Regulation of Host Chemokine Response by the Pathogenic Type III Secretion System pp. 111-121
Authors: Elizabeth Hong-Geller, Kristy L. Nowak-Lovato, Sofiya N. Micheva-Viteva, Sabine A. Lauer, Bioscience Division, Los Alamos National Laboratory, Los Alamos, New Mexico
Abstract: Human pathogens have evolved sophisticated mechanisms by which to attack the host immune system. One such mechanism is the Type III secretion system (TTSS), a ―syringe-like‖ needle complex that injects virulence proteins, or effector proteins, into the host cell. Subsequent effector interactions with multiple host protein targets lead to inhibition of phagocytosis, regulation of host gene expression, and modulation of the overall host inflammatory response, thus enabling pathogen survival and colonization of the host. TTSSs have been found in over a dozen Gram-negative animal and plant pathogens, underscoring the conservation of this virulence mechanism as an effective strategy for host infection. In the host, chemokines, or chemotactic cytokines, have emerged as central regulatory molecules, forming chemoattractant gradients that direct the migration of neutrophils and macrophages to sites of infection. In multiple studies, chemokine mRNA and protein expression levels have been shown to be regulated in response to host infection by TTSS pathogens, implicating TTSS effector proteins in activation of chemokine function.

(Extracted records)
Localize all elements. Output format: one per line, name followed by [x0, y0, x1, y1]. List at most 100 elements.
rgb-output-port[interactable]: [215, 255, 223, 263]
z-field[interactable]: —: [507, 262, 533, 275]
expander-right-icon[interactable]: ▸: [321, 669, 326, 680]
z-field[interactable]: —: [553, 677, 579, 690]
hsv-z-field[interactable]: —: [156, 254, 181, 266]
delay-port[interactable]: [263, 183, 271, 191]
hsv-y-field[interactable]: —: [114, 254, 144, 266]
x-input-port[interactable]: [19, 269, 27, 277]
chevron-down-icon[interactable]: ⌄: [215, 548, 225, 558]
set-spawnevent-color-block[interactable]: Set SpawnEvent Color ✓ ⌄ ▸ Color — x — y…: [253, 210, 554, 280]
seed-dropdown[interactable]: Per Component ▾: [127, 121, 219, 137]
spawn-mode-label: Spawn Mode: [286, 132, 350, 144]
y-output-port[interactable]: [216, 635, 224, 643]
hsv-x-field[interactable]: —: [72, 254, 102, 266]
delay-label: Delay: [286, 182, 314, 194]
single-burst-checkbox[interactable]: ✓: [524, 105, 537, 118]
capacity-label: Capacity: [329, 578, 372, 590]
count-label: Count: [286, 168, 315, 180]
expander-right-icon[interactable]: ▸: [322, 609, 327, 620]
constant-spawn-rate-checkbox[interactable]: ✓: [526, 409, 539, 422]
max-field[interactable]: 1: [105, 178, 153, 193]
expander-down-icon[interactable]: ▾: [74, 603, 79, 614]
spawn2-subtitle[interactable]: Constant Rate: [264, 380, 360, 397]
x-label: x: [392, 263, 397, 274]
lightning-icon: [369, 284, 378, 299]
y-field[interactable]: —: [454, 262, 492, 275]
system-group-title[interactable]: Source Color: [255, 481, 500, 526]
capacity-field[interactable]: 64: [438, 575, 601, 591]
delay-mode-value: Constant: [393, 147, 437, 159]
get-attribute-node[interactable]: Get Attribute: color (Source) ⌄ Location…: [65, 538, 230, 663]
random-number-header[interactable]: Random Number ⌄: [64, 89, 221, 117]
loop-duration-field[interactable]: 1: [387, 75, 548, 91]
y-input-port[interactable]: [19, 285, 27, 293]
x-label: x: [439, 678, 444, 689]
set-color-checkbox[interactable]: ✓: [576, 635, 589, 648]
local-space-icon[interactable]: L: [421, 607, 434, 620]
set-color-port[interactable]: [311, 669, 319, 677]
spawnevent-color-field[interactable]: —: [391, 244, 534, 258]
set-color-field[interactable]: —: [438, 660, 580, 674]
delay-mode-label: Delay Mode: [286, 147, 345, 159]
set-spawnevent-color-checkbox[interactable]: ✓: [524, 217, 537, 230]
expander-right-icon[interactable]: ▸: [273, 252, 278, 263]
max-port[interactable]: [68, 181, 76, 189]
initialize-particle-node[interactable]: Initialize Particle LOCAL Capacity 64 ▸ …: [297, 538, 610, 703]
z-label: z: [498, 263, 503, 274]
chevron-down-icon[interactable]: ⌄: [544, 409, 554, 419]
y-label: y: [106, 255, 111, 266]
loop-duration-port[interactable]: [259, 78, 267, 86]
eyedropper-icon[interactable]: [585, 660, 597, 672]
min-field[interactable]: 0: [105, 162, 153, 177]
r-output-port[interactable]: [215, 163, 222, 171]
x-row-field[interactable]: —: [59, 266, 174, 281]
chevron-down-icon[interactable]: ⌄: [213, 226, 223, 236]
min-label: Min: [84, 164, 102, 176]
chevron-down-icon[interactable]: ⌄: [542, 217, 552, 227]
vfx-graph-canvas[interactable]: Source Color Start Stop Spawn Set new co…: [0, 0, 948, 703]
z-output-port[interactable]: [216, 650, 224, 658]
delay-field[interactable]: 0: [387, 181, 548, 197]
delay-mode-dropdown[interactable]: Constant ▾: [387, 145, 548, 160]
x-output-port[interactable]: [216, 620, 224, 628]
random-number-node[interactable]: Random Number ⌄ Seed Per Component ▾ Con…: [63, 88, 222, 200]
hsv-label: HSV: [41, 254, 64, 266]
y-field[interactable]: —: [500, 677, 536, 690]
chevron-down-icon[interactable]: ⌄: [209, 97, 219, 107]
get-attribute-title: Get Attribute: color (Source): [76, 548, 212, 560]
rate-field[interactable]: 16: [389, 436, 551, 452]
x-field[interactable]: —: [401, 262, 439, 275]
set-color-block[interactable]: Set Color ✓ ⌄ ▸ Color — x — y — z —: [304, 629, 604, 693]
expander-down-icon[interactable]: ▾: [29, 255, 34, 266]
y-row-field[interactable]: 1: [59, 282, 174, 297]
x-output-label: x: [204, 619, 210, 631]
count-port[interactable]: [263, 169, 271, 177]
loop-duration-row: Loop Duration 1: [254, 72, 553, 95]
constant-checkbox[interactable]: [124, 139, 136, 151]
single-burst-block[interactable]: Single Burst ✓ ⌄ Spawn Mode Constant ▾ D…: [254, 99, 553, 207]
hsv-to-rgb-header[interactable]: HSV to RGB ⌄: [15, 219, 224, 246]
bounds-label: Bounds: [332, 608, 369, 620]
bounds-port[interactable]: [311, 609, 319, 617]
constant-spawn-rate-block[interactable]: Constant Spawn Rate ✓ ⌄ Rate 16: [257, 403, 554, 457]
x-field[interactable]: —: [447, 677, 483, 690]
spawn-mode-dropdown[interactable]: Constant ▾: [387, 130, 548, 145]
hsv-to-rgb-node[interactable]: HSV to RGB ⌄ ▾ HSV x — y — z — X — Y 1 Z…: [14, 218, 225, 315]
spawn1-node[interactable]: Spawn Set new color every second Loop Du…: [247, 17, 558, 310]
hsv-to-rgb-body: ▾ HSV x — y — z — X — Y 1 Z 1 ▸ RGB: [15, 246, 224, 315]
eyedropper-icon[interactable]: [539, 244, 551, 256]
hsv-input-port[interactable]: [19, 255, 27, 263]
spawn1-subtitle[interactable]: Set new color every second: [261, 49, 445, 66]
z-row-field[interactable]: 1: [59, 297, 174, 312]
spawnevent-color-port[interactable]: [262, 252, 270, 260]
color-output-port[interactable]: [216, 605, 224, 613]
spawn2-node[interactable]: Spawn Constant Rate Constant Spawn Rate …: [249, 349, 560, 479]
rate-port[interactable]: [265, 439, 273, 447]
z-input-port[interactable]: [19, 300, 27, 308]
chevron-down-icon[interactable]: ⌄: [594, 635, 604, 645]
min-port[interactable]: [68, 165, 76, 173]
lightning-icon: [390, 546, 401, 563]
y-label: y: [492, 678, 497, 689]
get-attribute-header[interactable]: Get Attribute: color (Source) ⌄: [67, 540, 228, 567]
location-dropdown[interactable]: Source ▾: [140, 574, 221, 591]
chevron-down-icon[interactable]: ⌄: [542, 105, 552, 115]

- [Exercise objective]:
In one to three sentences, explain what the abstract gives as the basis for calling the Type III secretion system a conserved virulence mechanism and an effective strategy for host infection.

- [Exercise answer]:
The abstract bases this on the fact that Type III secretion systems have been found in over a dozen Gram-negative animal and plant pathogens. That this mechanism appears so widely across pathogens underscores its conservation as an effective strategy for infecting a host.